• **EXTRACTED RECORDS**:
::::
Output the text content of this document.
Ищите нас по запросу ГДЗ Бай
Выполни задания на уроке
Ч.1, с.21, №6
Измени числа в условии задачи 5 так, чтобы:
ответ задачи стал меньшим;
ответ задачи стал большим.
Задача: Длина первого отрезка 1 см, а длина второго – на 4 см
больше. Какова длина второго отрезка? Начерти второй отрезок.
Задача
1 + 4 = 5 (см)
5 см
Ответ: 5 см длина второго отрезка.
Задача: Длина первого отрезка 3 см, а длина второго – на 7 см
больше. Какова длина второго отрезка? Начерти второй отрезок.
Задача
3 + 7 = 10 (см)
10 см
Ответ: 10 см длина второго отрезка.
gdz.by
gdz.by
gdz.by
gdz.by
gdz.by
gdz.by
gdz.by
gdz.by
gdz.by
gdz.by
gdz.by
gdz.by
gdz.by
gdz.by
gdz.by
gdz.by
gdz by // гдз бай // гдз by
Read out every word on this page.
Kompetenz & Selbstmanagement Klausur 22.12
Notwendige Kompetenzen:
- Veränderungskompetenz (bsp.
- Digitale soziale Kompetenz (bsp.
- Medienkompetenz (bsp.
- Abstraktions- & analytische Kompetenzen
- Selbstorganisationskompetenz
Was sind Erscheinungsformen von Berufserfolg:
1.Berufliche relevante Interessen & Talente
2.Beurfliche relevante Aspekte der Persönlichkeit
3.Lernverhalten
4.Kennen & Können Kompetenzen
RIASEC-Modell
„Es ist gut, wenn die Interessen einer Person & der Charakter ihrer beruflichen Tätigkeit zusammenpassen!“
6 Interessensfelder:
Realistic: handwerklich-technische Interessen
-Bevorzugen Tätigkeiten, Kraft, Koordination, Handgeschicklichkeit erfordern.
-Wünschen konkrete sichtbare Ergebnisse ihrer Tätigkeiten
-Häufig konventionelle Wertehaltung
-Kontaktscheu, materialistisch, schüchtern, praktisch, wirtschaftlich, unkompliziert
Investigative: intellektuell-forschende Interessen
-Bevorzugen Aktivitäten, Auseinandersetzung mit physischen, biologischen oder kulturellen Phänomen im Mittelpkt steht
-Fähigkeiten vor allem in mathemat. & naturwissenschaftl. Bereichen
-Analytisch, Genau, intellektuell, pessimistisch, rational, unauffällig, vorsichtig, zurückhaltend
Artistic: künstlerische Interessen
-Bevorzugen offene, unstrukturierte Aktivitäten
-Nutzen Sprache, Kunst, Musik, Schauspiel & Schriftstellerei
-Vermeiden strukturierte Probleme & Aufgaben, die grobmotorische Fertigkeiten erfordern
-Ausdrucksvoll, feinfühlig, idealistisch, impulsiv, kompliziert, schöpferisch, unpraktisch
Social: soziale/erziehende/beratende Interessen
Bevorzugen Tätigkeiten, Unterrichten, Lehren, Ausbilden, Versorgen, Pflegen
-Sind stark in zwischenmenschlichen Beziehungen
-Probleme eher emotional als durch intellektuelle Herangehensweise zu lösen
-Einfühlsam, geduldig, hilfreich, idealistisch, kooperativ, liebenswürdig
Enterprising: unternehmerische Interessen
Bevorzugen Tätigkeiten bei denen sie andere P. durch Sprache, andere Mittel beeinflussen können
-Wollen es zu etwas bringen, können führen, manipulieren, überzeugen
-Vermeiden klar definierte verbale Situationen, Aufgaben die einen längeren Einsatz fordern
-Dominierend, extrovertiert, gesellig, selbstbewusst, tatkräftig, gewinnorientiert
::::
• **TASK STATEMENT**:
The records above should be repeated in full, exactly as given.

• **OUTPUT BELOW**:
Output the text content of this document.
Ищите нас по запросу ГДЗ Бай
Выполни задания на уроке
Ч.1, с.21, №6
Измени числа в условии задачи 5 так, чтобы:
ответ задачи стал меньшим;
ответ задачи стал большим.
Задача: Длина первого отрезка 1 см, а длина второго – на 4 см
больше. Какова длина второго отрезка? Начерти второй отрезок.
Задача
1 + 4 = 5 (см)
5 см
Ответ: 5 см длина второго отрезка.
Задача: Длина первого отрезка 3 см, а длина второго – на 7 см
больше. Какова длина второго отрезка? Начерти второй отрезок.
Задача
3 + 7 = 10 (см)
10 см
Ответ: 10 см длина второго отрезка.
gdz.by
gdz.by
gdz.by
gdz.by
gdz.by
gdz.by
gdz.by
gdz.by
gdz.by
gdz.by
gdz.by
gdz.by
gdz.by
gdz.by
gdz.by
gdz.by
gdz by // гдз бай // гдз by
Read out every word on this page.
Kompetenz & Selbstmanagement Klausur 22.12
Notwendige Kompetenzen:
- Veränderungskompetenz (bsp.
- Digitale soziale Kompetenz (bsp.
- Medienkompetenz (bsp.
- Abstraktions- & analytische Kompetenzen
- Selbstorganisationskompetenz
Was sind Erscheinungsformen von Berufserfolg:
1.Berufliche relevante Interessen & Talente
2.Beurfliche relevante Aspekte der Persönlichkeit
3.Lernverhalten
4.Kennen & Können Kompetenzen
RIASEC-Modell
„Es ist gut, wenn die Interessen einer Person & der Charakter ihrer beruflichen Tätigkeit zusammenpassen!“
6 Interessensfelder:
Realistic: handwerklich-technische Interessen
-Bevorzugen Tätigkeiten, Kraft, Koordination, Handgeschicklichkeit erfordern.
-Wünschen konkrete sichtbare Ergebnisse ihrer Tätigkeiten
-Häufig konventionelle Wertehaltung
-Kontaktscheu, materialistisch, schüchtern, praktisch, wirtschaftlich, unkompliziert
Investigative: intellektuell-forschende Interessen
-Bevorzugen Aktivitäten, Auseinandersetzung mit physischen, biologischen oder kulturellen Phänomen im Mittelpkt steht
-Fähigkeiten vor allem in mathemat. & naturwissenschaftl. Bereichen
-Analytisch, Genau, intellektuell, pessimistisch, rational, unauffällig, vorsichtig, zurückhaltend
Artistic: künstlerische Interessen
-Bevorzugen offene, unstrukturierte Aktivitäten
-Nutzen Sprache, Kunst, Musik, Schauspiel & Schriftstellerei
-Vermeiden strukturierte Probleme & Aufgaben, die grobmotorische Fertigkeiten erfordern
-Ausdrucksvoll, feinfühlig, idealistisch, impulsiv, kompliziert, schöpferisch, unpraktisch
Social: soziale/erziehende/beratende Interessen
Bevorzugen Tätigkeiten, Unterrichten, Lehren, Ausbilden, Versorgen, Pflegen
-Sind stark in zwischenmenschlichen Beziehungen
-Probleme eher emotional als durch intellektuelle Herangehensweise zu lösen
-Einfühlsam, geduldig, hilfreich, idealistisch, kooperativ, liebenswürdig
Enterprising: unternehmerische Interessen
Bevorzugen Tätigkeiten bei denen sie andere P. durch Sprache, andere Mittel beeinflussen können
-Wollen es zu etwas bringen, können führen, manipulieren, überzeugen
-Vermeiden klar definierte verbale Situationen, Aufgaben die einen längeren Einsatz fordern
-Dominierend, extrovertiert, gesellig, selbstbewusst, tatkräftig, gewinnorientiert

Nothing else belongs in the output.